**WHAT IS EXPECTED**
Please render the data as a Markdown table with the columns Row and Line, starting at the beginning of the data and ending at the line that contains "item-list bbox=[2, 452, 802, 676]". Leave out any blank lines.

(Rows from a layout dataset)
__________

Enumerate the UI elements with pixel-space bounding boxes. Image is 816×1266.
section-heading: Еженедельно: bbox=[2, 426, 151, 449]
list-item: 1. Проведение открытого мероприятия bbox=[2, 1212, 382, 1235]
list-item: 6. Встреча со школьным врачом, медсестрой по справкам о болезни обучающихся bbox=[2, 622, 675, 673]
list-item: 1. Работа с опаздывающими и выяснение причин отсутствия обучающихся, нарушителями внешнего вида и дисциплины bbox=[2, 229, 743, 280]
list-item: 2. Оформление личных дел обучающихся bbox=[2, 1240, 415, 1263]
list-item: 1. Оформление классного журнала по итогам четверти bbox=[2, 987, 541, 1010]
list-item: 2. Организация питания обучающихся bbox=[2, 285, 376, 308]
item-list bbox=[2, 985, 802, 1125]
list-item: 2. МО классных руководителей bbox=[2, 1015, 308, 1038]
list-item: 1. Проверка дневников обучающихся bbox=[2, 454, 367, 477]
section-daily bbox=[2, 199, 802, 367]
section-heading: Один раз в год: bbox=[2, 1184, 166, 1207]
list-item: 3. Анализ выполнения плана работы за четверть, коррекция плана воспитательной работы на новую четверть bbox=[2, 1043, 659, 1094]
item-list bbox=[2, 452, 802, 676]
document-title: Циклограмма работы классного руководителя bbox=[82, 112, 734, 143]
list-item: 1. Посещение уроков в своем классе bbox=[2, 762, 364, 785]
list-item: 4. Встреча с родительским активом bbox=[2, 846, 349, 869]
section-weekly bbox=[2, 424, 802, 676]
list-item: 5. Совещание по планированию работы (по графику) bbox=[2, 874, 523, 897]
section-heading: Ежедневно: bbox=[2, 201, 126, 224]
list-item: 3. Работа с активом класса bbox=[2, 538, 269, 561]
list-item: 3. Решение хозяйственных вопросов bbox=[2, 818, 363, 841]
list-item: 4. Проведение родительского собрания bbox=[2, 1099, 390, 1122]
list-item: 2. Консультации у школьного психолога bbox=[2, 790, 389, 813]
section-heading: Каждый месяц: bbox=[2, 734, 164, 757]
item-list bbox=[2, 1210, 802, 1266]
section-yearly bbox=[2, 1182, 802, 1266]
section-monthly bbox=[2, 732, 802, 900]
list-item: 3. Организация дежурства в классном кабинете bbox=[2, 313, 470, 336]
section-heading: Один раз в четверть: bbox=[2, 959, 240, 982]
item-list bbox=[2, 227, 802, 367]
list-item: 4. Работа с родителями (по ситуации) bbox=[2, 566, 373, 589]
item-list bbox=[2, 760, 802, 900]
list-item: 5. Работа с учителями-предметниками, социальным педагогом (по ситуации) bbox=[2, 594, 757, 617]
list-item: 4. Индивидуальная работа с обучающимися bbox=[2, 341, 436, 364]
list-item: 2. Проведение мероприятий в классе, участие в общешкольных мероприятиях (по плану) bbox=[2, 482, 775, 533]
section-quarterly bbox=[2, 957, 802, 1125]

__________

**COMPLETED TASK**
| Row | Line |
|---|---|
| 1 | Enumerate the UI elements with pixel-space bounding boxes. Image is 816×1266. |
| 2 | section-heading: Еженедельно: bbox=[2, 426, 151, 449] |
| 3 | list-item: 1. Проведение открытого мероприятия bbox=[2, 1212, 382, 1235] |
| 4 | list-item: 6. Встреча со школьным врачом, медсестрой по справкам о болезни обучающихся bbox=[2, 622, 675, 673] |
| 5 | list-item: 1. Работа с опаздывающими и выяснение причин отсутствия обучающихся, нарушителями внешнего вида и дисциплины bbox=[2, 229, 743, 280] |
| 6 | list-item: 2. Оформление личных дел обучающихся bbox=[2, 1240, 415, 1263] |
| 7 | list-item: 1. Оформление классного журнала по итогам четверти bbox=[2, 987, 541, 1010] |
| 8 | list-item: 2. Организация питания обучающихся bbox=[2, 285, 376, 308] |
| 9 | item-list bbox=[2, 985, 802, 1125] |
| 10 | list-item: 2. МО классных руководителей bbox=[2, 1015, 308, 1038] |
| 11 | list-item: 1. Проверка дневников обучающихся bbox=[2, 454, 367, 477] |
| 12 | section-daily bbox=[2, 199, 802, 367] |
| 13 | section-heading: Один раз в год: bbox=[2, 1184, 166, 1207] |
| 14 | list-item: 3. Анализ выполнения плана работы за четверть, коррекция плана воспитательной работы на новую четверть bbox=[2, 1043, 659, 1094] |
| 15 | item-list bbox=[2, 452, 802, 676] |